Dataset items
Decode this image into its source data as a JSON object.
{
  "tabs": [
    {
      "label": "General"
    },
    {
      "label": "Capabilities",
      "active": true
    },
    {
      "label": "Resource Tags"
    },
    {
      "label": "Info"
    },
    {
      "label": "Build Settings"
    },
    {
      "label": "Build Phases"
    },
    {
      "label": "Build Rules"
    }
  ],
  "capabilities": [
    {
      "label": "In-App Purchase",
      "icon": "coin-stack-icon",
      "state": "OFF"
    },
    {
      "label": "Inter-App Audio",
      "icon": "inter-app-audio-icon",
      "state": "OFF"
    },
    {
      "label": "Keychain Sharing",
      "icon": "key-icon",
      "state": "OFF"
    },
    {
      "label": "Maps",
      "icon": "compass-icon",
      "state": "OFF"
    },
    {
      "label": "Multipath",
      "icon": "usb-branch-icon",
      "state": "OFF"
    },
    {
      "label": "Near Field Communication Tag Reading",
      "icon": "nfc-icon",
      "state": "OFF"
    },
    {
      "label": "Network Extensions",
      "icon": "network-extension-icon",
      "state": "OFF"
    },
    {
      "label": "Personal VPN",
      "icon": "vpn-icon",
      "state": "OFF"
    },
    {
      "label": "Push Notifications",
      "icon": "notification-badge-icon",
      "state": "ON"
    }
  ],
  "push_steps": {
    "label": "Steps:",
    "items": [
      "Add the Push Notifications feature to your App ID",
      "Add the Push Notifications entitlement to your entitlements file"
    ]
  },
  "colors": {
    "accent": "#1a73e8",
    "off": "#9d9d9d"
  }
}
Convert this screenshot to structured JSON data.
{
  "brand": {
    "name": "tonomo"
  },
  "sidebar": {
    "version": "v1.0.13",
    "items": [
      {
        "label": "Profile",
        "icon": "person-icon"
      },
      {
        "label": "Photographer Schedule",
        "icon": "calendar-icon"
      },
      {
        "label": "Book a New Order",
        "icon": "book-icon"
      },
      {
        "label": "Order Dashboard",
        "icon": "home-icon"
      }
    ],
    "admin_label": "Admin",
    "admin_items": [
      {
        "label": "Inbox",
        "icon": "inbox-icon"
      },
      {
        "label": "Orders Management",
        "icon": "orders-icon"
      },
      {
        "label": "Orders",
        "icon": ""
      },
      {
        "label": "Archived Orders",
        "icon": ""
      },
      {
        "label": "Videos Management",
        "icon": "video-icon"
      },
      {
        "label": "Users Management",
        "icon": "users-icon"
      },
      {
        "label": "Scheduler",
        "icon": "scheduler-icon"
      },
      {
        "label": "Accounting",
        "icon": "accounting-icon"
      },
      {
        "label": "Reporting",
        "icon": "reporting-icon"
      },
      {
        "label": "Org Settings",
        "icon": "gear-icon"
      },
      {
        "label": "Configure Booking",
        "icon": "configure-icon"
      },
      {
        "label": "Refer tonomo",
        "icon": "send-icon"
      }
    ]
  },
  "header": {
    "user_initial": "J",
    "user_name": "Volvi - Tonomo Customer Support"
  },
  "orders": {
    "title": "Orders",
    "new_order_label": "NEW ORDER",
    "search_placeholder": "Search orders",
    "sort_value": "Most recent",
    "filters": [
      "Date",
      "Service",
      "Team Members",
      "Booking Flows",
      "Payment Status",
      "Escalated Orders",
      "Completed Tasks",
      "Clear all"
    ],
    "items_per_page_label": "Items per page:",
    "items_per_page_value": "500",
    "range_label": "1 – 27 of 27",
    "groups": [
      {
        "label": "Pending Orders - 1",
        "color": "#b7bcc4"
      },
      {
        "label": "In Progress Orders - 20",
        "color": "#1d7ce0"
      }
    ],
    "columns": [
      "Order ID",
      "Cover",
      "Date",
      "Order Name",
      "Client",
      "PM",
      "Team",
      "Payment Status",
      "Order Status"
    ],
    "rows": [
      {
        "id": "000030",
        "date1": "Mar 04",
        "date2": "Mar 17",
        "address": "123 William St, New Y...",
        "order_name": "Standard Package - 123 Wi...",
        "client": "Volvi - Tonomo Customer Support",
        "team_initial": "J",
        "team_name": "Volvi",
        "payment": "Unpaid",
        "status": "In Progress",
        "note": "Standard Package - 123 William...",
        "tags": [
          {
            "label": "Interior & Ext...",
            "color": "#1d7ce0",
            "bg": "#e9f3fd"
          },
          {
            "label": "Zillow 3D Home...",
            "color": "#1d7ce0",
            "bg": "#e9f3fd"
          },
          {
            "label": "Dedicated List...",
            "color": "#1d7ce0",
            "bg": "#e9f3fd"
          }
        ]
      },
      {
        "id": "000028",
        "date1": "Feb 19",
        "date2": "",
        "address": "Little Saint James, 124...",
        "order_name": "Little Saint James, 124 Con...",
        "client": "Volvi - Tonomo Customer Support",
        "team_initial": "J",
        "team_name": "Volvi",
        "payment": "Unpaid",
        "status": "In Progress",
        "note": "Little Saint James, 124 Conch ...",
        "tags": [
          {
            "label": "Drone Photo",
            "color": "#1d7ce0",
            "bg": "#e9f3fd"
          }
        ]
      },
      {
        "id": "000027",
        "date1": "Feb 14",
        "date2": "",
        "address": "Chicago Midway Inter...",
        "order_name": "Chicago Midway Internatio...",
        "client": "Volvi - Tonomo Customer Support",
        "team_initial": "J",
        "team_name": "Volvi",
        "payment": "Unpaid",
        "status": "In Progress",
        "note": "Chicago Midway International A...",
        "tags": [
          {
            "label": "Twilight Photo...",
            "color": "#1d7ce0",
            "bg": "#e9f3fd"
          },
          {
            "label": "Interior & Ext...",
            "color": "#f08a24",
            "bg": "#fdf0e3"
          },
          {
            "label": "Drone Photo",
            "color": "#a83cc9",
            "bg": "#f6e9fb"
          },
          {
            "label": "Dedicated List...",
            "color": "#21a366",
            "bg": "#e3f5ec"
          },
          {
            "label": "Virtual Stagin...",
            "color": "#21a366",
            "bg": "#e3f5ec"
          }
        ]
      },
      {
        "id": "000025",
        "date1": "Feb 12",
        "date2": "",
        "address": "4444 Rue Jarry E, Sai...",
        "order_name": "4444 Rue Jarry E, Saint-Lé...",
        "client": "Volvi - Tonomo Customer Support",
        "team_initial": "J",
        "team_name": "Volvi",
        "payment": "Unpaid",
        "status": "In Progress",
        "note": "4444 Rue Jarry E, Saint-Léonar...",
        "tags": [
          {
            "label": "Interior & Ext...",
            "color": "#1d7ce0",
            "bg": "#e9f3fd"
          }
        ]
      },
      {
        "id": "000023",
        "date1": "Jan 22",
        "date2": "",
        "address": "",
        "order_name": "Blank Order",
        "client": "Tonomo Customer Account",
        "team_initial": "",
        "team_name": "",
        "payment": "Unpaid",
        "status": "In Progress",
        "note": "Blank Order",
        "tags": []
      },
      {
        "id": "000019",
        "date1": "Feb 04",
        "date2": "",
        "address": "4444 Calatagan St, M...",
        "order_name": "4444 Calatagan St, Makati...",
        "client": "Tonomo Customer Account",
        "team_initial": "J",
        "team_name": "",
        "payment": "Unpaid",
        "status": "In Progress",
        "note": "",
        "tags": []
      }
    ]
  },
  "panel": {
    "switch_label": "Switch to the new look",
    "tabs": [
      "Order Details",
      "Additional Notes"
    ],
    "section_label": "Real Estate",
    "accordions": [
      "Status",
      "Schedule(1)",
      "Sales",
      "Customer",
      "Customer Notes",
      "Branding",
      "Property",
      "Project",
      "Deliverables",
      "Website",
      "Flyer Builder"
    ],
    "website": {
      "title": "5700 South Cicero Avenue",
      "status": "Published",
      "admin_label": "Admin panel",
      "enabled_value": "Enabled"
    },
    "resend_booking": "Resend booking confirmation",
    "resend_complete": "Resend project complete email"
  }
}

■ What to work on
Write every line of the material above again, exactly.

■ Solution to this problem
Decode this image into its source data as a JSON object.
{
  "tabs": [
    {
      "label": "General"
    },
    {
      "label": "Capabilities",
      "active": true
    },
    {
      "label": "Resource Tags"
    },
    {
      "label": "Info"
    },
    {
      "label": "Build Settings"
    },
    {
      "label": "Build Phases"
    },
    {
      "label": "Build Rules"
    }
  ],
  "capabilities": [
    {
      "label": "In-App Purchase",
      "icon": "coin-stack-icon",
      "state": "OFF"
    },
    {
      "label": "Inter-App Audio",
      "icon": "inter-app-audio-icon",
      "state": "OFF"
    },
    {
      "label": "Keychain Sharing",
      "icon": "key-icon",
      "state": "OFF"
    },
    {
      "label": "Maps",
      "icon": "compass-icon",
      "state": "OFF"
    },
    {
      "label": "Multipath",
      "icon": "usb-branch-icon",
      "state": "OFF"
    },
    {
      "label": "Near Field Communication Tag Reading",
      "icon": "nfc-icon",
      "state": "OFF"
    },
    {
      "label": "Network Extensions",
      "icon": "network-extension-icon",
      "state": "OFF"
    },
    {
      "label": "Personal VPN",
      "icon": "vpn-icon",
      "state": "OFF"
    },
    {
      "label": "Push Notifications",
      "icon": "notification-badge-icon",
      "state": "ON"
    }
  ],
  "push_steps": {
    "label": "Steps:",
    "items": [
      "Add the Push Notifications feature to your App ID",
      "Add the Push Notifications entitlement to your entitlements file"
    ]
  },
  "colors": {
    "accent": "#1a73e8",
    "off": "#9d9d9d"
  }
}
Convert this screenshot to structured JSON data.
{
  "brand": {
    "name": "tonomo"
  },
  "sidebar": {
    "version": "v1.0.13",
    "items": [
      {
        "label": "Profile",
        "icon": "person-icon"
      },
      {
        "label": "Photographer Schedule",
        "icon": "calendar-icon"
      },
      {
        "label": "Book a New Order",
        "icon": "book-icon"
      },
      {
        "label": "Order Dashboard",
        "icon": "home-icon"
      }
    ],
    "admin_label": "Admin",
    "admin_items": [
      {
        "label": "Inbox",
        "icon": "inbox-icon"
      },
      {
        "label": "Orders Management",
        "icon": "orders-icon"
      },
      {
        "label": "Orders",
        "icon": ""
      },
      {
        "label": "Archived Orders",
        "icon": ""
      },
      {
        "label": "Videos Management",
        "icon": "video-icon"
      },
      {
        "label": "Users Management",
        "icon": "users-icon"
      },
      {
        "label": "Scheduler",
        "icon": "scheduler-icon"
      },
      {
        "label": "Accounting",
        "icon": "accounting-icon"
      },
      {
        "label": "Reporting",
        "icon": "reporting-icon"
      },
      {
        "label": "Org Settings",
        "icon": "gear-icon"
      },
      {
        "label": "Configure Booking",
        "icon": "configure-icon"
      },
      {
        "label": "Refer tonomo",
        "icon": "send-icon"
      }
    ]
  },
  "header": {
    "user_initial": "J",
    "user_name": "Volvi - Tonomo Customer Support"
  },
  "orders": {
    "title": "Orders",
    "new_order_label": "NEW ORDER",
    "search_placeholder": "Search orders",
    "sort_value": "Most recent",
    "filters": [
      "Date",
      "Service",
      "Team Members",
      "Booking Flows",
      "Payment Status",
      "Escalated Orders",
      "Completed Tasks",
      "Clear all"
    ],
    "items_per_page_label": "Items per page:",
    "items_per_page_value": "500",
    "range_label": "1 – 27 of 27",
    "groups": [
      {
        "label": "Pending Orders - 1",
        "color": "#b7bcc4"
      },
      {
        "label": "In Progress Orders - 20",
        "color": "#1d7ce0"
      }
    ],
    "columns": [
      "Order ID",
      "Cover",
      "Date",
      "Order Name",
      "Client",
      "PM",
      "Team",
      "Payment Status",
      "Order Status"
    ],
    "rows": [
      {
        "id": "000030",
        "date1": "Mar 04",
        "date2": "Mar 17",
        "address": "123 William St, New Y...",
        "order_name": "Standard Package - 123 Wi...",
        "client": "Volvi - Tonomo Customer Support",
        "team_initial": "J",
        "team_name": "Volvi",
        "payment": "Unpaid",
        "status": "In Progress",
        "note": "Standard Package - 123 William...",
        "tags": [
          {
            "label": "Interior & Ext...",
            "color": "#1d7ce0",
            "bg": "#e9f3fd"
          },
          {
            "label": "Zillow 3D Home...",
            "color": "#1d7ce0",
            "bg": "#e9f3fd"
          },
          {
            "label": "Dedicated List...",
            "color": "#1d7ce0",
            "bg": "#e9f3fd"
          }
        ]
      },
      {
        "id": "000028",
        "date1": "Feb 19",
        "date2": "",
        "address": "Little Saint James, 124...",
        "order_name": "Little Saint James, 124 Con...",
        "client": "Volvi - Tonomo Customer Support",
        "team_initial": "J",
        "team_name": "Volvi",
        "payment": "Unpaid",
        "status": "In Progress",
        "note": "Little Saint James, 124 Conch ...",
        "tags": [
          {
            "label": "Drone Photo",
            "color": "#1d7ce0",
            "bg": "#e9f3fd"
          }
        ]
      },
      {
        "id": "000027",
        "date1": "Feb 14",
        "date2": "",
        "address": "Chicago Midway Inter...",
        "order_name": "Chicago Midway Internatio...",
        "client": "Volvi - Tonomo Customer Support",
        "team_initial": "J",
        "team_name": "Volvi",
        "payment": "Unpaid",
        "status": "In Progress",
        "note": "Chicago Midway International A...",
        "tags": [
          {
            "label": "Twilight Photo...",
            "color": "#1d7ce0",
            "bg": "#e9f3fd"
          },
          {
            "label": "Interior & Ext...",
            "color": "#f08a24",
            "bg": "#fdf0e3"
          },
          {
            "label": "Drone Photo",
            "color": "#a83cc9",
            "bg": "#f6e9fb"
          },
          {
            "label": "Dedicated List...",
            "color": "#21a366",
            "bg": "#e3f5ec"
          },
          {
            "label": "Virtual Stagin...",
            "color": "#21a366",
            "bg": "#e3f5ec"
          }
        ]
      },
      {
        "id": "000025",
        "date1": "Feb 12",
        "date2": "",
        "address": "4444 Rue Jarry E, Sai...",
        "order_name": "4444 Rue Jarry E, Saint-Lé...",
        "client": "Volvi - Tonomo Customer Support",
        "team_initial": "J",
        "team_name": "Volvi",
        "payment": "Unpaid",
        "status": "In Progress",
        "note": "4444 Rue Jarry E, Saint-Léonar...",
        "tags": [
          {
            "label": "Interior & Ext...",
            "color": "#1d7ce0",
            "bg": "#e9f3fd"
          }
        ]
      },
      {
        "id": "000023",
        "date1": "Jan 22",
        "date2": "",
        "address": "",
        "order_name": "Blank Order",
        "client": "Tonomo Customer Account",
        "team_initial": "",
        "team_name": "",
        "payment": "Unpaid",
        "status": "In Progress",
        "note": "Blank Order",
        "tags": []
      },
      {
        "id": "000019",
        "date1": "Feb 04",
        "date2": "",
        "address": "4444 Calatagan St, M...",
        "order_name": "4444 Calatagan St, Makati...",
        "client": "Tonomo Customer Account",
        "team_initial": "J",
        "team_name": "",
        "payment": "Unpaid",
        "status": "In Progress",
        "note": "",
        "tags": []
      }
    ]
  },
  "panel": {
    "switch_label": "Switch to the new look",
    "tabs": [
      "Order Details",
      "Additional Notes"
    ],
    "section_label": "Real Estate",
    "accordions": [
      "Status",
      "Schedule(1)",
      "Sales",
      "Customer",
      "Customer Notes",
      "Branding",
      "Property",
      "Project",
      "Deliverables",
      "Website",
      "Flyer Builder"
    ],
    "website": {
      "title": "5700 South Cicero Avenue",
      "status": "Published",
      "admin_label": "Admin panel",
      "enabled_value": "Enabled"
    },
    "resend_booking": "Resend booking confirmation",
    "resend_complete": "Resend project complete email"
  }
}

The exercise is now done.